Write out the entire listing below exactly, with the pictures left out.

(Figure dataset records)
....................

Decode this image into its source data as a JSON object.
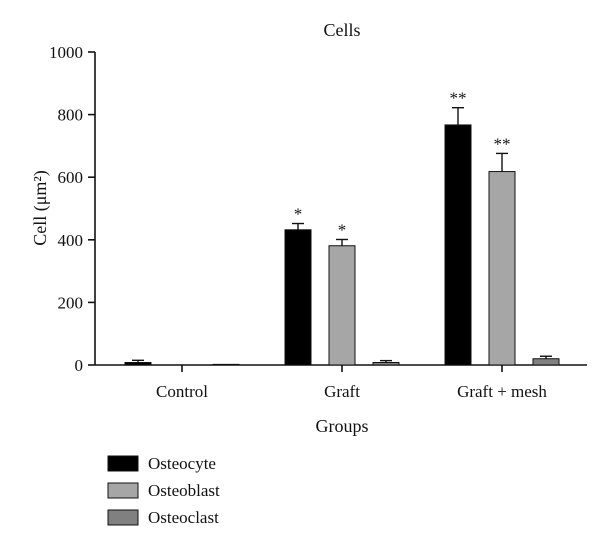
{
  "chart_data": {
    "type": "bar",
    "title": "Cells",
    "xlabel": "Groups",
    "ylabel": "Cell (μm²)",
    "ylim": [
      0,
      1000
    ],
    "yticks": [
      0,
      200,
      400,
      600,
      800,
      1000
    ],
    "categories": [
      "Control",
      "Graft",
      "Graft + mesh"
    ],
    "series": [
      {
        "name": "Osteocyte",
        "color": "#000000",
        "values": [
          8,
          432,
          767
        ],
        "errors": [
          7,
          20,
          55
        ],
        "annotations": [
          "",
          "*",
          "**"
        ]
      },
      {
        "name": "Osteoblast",
        "color": "#a6a6a6",
        "values": [
          0,
          381,
          618
        ],
        "errors": [
          0,
          20,
          58
        ],
        "annotations": [
          "",
          "*",
          "**"
        ]
      },
      {
        "name": "Osteoclast",
        "color": "#808080",
        "values": [
          2,
          8,
          20
        ],
        "errors": [
          0,
          6,
          8
        ],
        "annotations": [
          "",
          "",
          ""
        ]
      }
    ],
    "grid": false,
    "legend_position": "bottom-left"
  }
}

....................

■ Exercise answer
Decode this image into its source data as a JSON object.
{
  "chart_data": {
    "type": "bar",
    "title": "Cells",
    "xlabel": "Groups",
    "ylabel": "Cell (μm²)",
    "ylim": [
      0,
      1000
    ],
    "yticks": [
      0,
      200,
      400,
      600,
      800,
      1000
    ],
    "categories": [
      "Control",
      "Graft",
      "Graft + mesh"
    ],
    "series": [
      {
        "name": "Osteocyte",
        "color": "#000000",
        "values": [
          8,
          432,
          767
        ],
        "errors": [
          7,
          20,
          55
        ],
        "annotations": [
          "",
          "*",
          "**"
        ]
      },
      {
        "name": "Osteoblast",
        "color": "#a6a6a6",
        "values": [
          0,
          381,
          618
        ],
        "errors": [
          0,
          20,
          58
        ],
        "annotations": [
          "",
          "*",
          "**"
        ]
      },
      {
        "name": "Osteoclast",
        "color": "#808080",
        "values": [
          2,
          8,
          20
        ],
        "errors": [
          0,
          6,
          8
        ],
        "annotations": [
          "",
          "",
          ""
        ]
      }
    ],
    "grid": false,
    "legend_position": "bottom-left"
  }
}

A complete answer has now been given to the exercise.